▸ **PROMPT**
Repeat the records below exactly, leaving out every picture.
★ ★ ★ ★
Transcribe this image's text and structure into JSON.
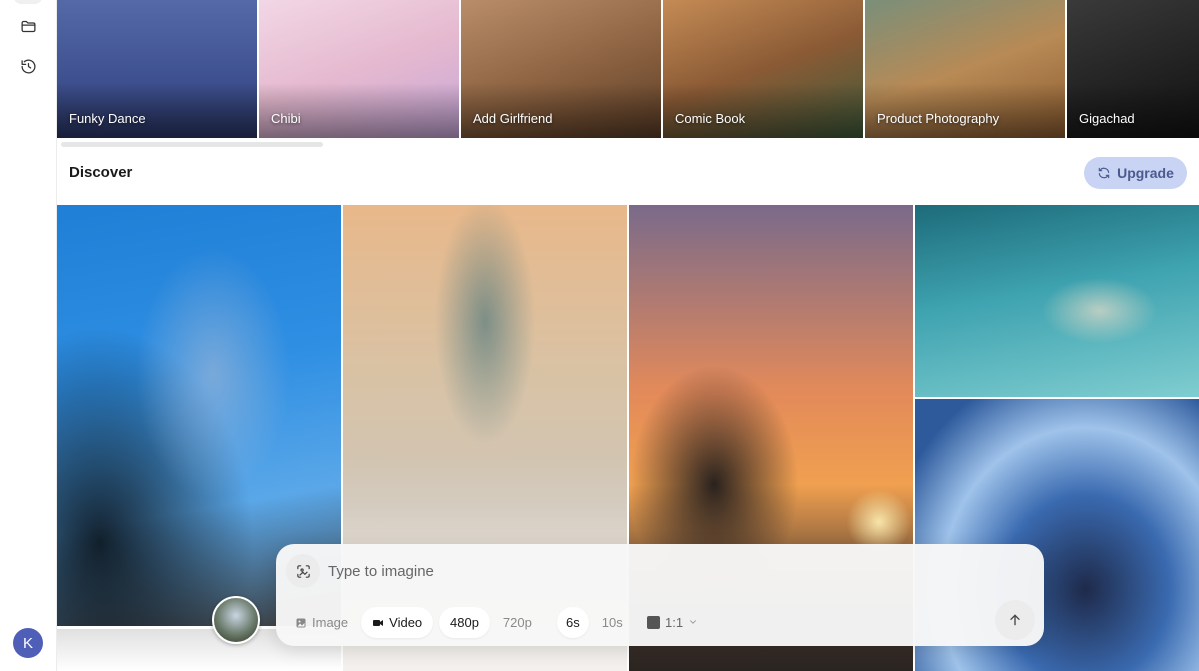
{
  "sidebar": {
    "icons": [
      "folder-icon",
      "history-icon"
    ],
    "avatar_initial": "K"
  },
  "templates": [
    {
      "label": "Funky Dance"
    },
    {
      "label": "Chibi"
    },
    {
      "label": "Add Girlfriend"
    },
    {
      "label": "Comic Book"
    },
    {
      "label": "Product Photography"
    },
    {
      "label": "Gigachad"
    }
  ],
  "discover": {
    "title": "Discover",
    "upgrade_label": "Upgrade"
  },
  "prompt": {
    "placeholder": "Type to imagine",
    "mode_options": [
      "Image",
      "Video"
    ],
    "selected_mode": "Video",
    "resolution_options": [
      "480p",
      "720p"
    ],
    "selected_resolution": "480p",
    "duration_options": [
      "6s",
      "10s"
    ],
    "selected_duration": "6s",
    "aspect_ratio": "1:1"
  },
  "colors": {
    "accent": "#c9d3f3",
    "accent_text": "#4b5a8f",
    "avatar": "#4f5fb8"
  }
}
★ ★ ★ ★
▸ **RESPONSE FOR THIS EXERCISE**
Transcribe this image's text and structure into JSON.
{
  "sidebar": {
    "icons": [
      "folder-icon",
      "history-icon"
    ],
    "avatar_initial": "K"
  },
  "templates": [
    {
      "label": "Funky Dance"
    },
    {
      "label": "Chibi"
    },
    {
      "label": "Add Girlfriend"
    },
    {
      "label": "Comic Book"
    },
    {
      "label": "Product Photography"
    },
    {
      "label": "Gigachad"
    }
  ],
  "discover": {
    "title": "Discover",
    "upgrade_label": "Upgrade"
  },
  "prompt": {
    "placeholder": "Type to imagine",
    "mode_options": [
      "Image",
      "Video"
    ],
    "selected_mode": "Video",
    "resolution_options": [
      "480p",
      "720p"
    ],
    "selected_resolution": "480p",
    "duration_options": [
      "6s",
      "10s"
    ],
    "selected_duration": "6s",
    "aspect_ratio": "1:1"
  },
  "colors": {
    "accent": "#c9d3f3",
    "accent_text": "#4b5a8f",
    "avatar": "#4f5fb8"
  }
}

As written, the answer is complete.